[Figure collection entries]
►

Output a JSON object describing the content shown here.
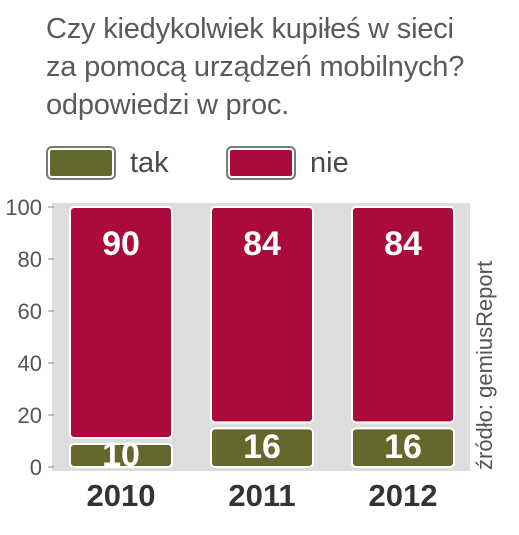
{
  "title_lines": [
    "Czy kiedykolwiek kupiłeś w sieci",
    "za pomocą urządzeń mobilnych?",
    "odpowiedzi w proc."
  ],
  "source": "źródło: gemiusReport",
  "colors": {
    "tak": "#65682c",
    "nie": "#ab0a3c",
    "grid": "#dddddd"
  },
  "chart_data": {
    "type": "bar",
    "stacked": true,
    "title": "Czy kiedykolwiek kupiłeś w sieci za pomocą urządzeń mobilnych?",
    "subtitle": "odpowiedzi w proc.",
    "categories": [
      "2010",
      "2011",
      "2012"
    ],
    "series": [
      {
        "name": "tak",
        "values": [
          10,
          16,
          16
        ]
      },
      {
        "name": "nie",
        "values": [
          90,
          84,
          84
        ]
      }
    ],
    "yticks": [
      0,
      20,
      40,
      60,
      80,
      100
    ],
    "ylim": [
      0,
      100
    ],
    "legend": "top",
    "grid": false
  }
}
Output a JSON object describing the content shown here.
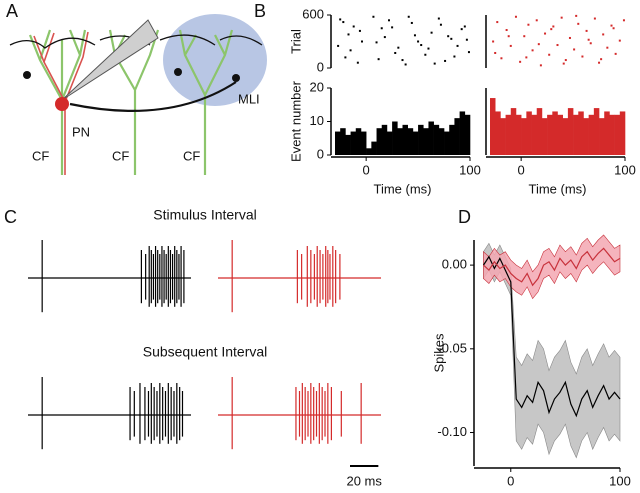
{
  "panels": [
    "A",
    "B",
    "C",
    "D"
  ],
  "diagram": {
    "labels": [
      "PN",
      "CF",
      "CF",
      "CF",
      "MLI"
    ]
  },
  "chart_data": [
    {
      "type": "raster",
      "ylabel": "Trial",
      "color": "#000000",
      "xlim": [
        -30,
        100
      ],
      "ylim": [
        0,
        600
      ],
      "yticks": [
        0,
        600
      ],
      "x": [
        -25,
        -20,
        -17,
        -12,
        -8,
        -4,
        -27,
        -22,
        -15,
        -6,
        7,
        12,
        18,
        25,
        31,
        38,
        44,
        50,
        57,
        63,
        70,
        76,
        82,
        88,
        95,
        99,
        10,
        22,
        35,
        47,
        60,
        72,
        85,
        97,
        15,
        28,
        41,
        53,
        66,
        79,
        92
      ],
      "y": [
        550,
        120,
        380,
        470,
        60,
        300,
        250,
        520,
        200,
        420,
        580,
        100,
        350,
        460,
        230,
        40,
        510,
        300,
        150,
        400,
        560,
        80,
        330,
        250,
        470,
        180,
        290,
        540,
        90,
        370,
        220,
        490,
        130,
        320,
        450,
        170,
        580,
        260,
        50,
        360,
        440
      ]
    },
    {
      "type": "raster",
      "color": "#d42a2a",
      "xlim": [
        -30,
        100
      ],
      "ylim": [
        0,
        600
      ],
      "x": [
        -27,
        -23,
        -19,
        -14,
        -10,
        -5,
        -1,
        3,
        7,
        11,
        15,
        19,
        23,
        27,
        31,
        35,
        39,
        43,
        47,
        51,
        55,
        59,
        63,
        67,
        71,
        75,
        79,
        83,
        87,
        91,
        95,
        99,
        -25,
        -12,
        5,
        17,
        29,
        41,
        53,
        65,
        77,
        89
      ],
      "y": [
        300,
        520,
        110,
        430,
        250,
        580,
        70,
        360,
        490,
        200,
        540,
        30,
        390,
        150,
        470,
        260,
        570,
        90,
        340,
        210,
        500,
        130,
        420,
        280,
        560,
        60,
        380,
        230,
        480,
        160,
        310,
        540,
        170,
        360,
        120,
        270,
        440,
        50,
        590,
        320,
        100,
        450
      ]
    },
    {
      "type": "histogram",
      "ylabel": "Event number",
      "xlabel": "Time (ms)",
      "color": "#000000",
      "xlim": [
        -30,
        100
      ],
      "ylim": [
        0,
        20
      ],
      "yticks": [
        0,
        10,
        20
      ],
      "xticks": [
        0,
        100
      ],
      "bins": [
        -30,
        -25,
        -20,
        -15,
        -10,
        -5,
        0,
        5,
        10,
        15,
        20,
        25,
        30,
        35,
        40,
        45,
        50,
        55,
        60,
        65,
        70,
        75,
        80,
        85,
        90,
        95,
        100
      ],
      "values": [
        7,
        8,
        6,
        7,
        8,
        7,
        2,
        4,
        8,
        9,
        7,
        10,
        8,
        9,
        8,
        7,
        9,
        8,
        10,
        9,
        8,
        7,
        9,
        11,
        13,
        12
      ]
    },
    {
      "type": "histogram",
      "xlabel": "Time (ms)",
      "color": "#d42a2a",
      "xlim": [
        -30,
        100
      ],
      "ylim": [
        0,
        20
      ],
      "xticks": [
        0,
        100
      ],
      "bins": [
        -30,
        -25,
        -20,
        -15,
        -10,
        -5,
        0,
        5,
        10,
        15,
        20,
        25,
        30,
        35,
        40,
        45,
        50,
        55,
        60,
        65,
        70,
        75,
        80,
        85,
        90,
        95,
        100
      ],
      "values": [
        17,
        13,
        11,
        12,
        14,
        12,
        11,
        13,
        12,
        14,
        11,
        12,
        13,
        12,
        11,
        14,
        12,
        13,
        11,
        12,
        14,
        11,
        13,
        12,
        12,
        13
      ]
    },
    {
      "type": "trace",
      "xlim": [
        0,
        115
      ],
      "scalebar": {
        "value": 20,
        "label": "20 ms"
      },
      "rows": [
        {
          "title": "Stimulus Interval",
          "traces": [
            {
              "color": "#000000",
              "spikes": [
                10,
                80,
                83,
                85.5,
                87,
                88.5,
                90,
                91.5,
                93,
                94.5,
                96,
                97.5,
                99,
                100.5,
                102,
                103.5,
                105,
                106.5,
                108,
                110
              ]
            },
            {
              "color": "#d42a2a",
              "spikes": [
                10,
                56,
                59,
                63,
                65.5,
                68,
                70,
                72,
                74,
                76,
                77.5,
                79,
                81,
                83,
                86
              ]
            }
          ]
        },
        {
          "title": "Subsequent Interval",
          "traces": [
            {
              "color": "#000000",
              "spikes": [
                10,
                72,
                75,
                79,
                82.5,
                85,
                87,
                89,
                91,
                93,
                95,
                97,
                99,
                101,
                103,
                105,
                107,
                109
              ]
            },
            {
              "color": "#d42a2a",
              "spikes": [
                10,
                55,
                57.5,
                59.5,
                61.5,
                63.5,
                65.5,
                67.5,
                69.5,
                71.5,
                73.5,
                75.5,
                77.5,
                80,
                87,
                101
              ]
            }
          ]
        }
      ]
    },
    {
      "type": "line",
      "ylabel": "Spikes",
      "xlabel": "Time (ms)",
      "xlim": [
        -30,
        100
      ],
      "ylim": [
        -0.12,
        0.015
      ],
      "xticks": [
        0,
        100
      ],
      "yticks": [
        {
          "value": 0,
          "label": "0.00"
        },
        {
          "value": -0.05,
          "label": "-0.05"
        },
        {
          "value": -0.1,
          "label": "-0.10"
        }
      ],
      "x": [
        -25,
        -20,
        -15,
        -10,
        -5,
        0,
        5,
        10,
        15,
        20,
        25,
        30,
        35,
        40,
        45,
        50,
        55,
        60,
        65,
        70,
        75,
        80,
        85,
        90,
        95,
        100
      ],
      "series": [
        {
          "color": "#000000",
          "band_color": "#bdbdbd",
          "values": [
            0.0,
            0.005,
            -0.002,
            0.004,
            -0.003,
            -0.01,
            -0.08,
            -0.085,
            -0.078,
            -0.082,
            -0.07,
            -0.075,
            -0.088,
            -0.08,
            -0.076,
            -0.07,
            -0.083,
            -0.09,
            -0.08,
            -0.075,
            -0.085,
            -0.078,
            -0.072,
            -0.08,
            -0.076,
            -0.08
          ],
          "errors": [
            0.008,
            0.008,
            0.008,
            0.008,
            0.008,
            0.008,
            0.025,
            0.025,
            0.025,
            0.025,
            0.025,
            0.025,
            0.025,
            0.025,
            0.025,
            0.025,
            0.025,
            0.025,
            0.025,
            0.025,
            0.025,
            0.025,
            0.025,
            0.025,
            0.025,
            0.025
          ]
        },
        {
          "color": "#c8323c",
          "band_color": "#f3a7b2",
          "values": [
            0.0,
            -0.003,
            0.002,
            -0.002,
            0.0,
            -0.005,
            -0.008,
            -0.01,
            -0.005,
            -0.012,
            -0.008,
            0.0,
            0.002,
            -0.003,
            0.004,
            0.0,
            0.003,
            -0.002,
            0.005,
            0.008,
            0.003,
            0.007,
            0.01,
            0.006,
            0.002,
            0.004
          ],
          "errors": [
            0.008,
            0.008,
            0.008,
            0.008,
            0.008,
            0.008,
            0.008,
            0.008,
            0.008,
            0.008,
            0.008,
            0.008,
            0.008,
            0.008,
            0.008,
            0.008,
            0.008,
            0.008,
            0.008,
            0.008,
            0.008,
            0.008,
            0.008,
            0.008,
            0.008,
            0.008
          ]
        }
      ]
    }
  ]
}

◄

## Task
Check every line of the data, and copy the ones that contain "odpowiedzi".

## Response below
    "odpowiedzi w proc."
    "subtitle": "odpowiedzi w proc.",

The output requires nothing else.